- [Problem statement] Wherever the word "little" appears in a line, extract that line.

- [Records for processing]
================================
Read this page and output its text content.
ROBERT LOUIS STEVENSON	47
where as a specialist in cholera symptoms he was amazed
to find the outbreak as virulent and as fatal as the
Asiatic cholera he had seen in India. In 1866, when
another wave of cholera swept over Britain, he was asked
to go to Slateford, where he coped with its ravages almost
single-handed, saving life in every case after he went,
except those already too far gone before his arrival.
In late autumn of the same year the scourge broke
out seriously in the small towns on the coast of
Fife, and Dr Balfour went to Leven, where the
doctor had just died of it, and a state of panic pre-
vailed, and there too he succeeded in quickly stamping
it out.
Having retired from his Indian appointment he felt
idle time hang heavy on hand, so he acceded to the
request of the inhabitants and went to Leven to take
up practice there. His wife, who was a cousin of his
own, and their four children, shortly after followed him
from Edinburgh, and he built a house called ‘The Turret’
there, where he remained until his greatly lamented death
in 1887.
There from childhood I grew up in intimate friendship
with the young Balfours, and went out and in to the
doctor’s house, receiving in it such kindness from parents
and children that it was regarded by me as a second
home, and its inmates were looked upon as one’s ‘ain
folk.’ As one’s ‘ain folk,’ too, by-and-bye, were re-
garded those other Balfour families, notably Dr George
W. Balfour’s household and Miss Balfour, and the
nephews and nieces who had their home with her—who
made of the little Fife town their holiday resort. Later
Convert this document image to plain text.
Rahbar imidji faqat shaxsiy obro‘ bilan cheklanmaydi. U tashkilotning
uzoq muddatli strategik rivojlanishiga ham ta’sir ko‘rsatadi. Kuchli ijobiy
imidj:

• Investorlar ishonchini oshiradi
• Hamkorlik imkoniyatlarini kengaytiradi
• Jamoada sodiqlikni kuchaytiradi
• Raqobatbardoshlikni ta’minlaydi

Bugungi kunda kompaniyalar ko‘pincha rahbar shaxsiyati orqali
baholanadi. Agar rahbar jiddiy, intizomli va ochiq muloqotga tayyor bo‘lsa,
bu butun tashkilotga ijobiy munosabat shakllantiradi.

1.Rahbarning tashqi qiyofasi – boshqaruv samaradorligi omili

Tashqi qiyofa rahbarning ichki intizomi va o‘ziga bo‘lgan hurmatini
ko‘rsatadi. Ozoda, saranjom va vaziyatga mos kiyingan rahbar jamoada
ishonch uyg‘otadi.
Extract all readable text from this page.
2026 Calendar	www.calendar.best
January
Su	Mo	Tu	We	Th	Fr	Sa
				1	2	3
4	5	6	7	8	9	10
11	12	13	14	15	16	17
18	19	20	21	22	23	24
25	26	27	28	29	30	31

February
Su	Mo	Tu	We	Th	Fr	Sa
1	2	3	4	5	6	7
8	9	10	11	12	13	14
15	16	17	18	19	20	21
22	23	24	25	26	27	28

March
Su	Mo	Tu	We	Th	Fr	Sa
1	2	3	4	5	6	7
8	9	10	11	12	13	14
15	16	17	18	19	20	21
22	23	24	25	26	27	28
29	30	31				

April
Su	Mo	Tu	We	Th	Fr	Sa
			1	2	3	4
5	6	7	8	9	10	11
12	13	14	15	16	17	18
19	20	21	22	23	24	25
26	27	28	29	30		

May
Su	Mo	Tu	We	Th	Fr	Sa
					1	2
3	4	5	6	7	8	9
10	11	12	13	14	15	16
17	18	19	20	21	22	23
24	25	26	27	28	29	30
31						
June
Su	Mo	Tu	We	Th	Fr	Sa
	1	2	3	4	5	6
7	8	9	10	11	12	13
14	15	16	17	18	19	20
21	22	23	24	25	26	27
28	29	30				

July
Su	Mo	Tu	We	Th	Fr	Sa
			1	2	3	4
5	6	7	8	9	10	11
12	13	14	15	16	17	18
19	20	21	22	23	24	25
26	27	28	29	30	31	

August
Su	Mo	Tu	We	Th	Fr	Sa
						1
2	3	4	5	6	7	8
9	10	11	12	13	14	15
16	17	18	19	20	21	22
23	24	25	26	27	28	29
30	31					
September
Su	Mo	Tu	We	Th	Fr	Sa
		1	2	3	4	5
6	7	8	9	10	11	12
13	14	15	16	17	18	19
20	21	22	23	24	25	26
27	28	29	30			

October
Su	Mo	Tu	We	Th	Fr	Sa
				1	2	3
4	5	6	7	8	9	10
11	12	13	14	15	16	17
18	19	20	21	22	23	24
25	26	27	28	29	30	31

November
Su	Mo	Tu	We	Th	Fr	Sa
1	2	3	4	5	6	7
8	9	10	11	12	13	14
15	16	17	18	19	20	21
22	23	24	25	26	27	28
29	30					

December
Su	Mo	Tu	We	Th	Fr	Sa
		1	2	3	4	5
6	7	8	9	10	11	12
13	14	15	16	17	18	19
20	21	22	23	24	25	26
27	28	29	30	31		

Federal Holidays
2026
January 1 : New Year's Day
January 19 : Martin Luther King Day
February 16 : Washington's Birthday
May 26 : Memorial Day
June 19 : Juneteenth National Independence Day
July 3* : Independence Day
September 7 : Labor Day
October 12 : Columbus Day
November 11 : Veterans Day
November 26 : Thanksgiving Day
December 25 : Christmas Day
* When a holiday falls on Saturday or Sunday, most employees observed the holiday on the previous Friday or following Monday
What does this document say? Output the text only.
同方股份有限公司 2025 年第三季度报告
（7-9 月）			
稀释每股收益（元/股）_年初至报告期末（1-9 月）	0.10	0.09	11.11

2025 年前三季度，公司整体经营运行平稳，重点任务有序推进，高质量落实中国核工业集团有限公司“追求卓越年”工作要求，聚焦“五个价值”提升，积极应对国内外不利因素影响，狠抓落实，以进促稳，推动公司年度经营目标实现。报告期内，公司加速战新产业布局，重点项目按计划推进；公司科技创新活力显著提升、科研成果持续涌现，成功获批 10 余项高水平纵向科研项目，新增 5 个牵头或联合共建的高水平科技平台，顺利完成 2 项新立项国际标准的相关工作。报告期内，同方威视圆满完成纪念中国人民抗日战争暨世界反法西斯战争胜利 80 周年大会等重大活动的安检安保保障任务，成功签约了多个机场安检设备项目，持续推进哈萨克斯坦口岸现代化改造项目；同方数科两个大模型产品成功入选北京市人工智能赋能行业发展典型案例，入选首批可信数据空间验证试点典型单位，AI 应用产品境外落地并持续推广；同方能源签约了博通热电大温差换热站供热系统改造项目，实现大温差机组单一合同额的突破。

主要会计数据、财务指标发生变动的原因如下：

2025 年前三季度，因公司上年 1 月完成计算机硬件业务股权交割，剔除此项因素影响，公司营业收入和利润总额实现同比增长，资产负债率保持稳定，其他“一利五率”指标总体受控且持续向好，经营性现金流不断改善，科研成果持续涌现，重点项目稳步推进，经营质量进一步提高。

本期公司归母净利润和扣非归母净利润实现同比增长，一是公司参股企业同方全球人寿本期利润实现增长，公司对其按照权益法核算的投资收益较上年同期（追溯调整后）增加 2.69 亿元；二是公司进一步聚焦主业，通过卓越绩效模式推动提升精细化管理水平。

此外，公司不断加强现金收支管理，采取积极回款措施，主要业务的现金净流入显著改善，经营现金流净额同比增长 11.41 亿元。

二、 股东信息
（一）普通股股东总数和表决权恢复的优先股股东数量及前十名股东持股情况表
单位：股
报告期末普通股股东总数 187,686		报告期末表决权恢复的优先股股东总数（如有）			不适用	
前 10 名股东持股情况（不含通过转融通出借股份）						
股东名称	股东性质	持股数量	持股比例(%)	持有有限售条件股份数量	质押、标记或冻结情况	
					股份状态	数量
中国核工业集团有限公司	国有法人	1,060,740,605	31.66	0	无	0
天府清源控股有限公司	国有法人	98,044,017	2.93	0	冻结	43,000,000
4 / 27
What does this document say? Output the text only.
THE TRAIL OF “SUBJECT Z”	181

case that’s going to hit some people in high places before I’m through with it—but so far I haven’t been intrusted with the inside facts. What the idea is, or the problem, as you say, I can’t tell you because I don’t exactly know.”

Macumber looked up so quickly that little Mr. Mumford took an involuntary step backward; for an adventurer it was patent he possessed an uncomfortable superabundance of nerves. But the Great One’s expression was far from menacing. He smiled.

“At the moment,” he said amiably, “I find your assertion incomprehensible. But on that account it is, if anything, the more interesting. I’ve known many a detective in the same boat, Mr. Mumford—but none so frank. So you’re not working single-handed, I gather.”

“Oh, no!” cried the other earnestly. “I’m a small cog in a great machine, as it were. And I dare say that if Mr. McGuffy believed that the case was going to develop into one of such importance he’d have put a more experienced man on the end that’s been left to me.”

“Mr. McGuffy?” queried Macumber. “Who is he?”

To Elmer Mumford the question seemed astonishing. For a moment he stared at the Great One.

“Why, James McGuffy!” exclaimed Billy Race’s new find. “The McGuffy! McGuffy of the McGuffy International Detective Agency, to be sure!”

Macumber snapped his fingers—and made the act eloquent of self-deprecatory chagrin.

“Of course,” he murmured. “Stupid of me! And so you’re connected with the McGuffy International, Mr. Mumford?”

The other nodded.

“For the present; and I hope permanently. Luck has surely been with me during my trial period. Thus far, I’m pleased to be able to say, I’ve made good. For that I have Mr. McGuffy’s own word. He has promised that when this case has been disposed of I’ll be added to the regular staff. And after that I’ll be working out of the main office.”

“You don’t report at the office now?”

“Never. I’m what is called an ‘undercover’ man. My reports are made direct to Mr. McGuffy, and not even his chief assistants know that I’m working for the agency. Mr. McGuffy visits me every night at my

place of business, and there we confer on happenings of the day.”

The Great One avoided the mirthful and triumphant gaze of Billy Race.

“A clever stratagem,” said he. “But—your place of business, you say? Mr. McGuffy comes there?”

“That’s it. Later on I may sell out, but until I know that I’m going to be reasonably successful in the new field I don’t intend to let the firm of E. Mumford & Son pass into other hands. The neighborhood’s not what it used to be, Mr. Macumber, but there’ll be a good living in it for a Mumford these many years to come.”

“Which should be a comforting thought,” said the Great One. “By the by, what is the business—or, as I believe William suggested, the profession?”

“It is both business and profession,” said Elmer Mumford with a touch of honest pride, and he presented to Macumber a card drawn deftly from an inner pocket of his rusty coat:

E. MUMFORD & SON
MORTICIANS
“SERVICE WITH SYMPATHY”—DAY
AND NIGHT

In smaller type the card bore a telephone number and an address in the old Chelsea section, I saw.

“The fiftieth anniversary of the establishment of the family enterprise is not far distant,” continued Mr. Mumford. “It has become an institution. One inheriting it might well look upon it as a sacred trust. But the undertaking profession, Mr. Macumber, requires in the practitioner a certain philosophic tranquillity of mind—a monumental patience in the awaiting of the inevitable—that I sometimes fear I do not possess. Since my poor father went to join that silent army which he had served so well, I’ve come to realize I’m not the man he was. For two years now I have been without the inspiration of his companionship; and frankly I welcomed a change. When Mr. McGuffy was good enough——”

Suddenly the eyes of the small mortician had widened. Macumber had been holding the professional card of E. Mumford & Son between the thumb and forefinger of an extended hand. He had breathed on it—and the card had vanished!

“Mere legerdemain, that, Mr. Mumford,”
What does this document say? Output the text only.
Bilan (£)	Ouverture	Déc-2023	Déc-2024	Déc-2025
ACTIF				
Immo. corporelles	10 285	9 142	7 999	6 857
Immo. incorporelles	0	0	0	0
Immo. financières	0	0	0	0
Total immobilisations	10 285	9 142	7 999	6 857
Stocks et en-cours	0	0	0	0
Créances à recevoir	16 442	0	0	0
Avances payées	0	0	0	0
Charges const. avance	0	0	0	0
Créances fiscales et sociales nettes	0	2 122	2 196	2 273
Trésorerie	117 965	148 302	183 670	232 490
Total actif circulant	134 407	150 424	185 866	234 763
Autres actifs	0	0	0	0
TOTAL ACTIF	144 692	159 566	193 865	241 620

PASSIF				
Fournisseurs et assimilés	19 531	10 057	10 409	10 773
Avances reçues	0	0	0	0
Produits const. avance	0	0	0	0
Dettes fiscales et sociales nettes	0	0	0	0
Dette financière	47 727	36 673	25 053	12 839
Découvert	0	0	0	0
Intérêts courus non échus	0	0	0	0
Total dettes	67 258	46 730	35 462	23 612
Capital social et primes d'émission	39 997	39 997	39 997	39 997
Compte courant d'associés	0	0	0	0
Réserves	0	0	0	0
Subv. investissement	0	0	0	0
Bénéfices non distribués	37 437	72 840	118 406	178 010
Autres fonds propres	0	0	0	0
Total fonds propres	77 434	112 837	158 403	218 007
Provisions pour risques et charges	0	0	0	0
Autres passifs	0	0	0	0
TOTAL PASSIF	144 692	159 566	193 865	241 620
================================
- [Answer to the problem]
made of the little Fife town their holiday resort. Later
Macumber looked up so quickly that little Mr. Mumford took an involuntary step backward; for an adventurer it was patent he possessed an uncomfortable superabundance of nerves. But the Great One’s expression was far from menacing. He smiled.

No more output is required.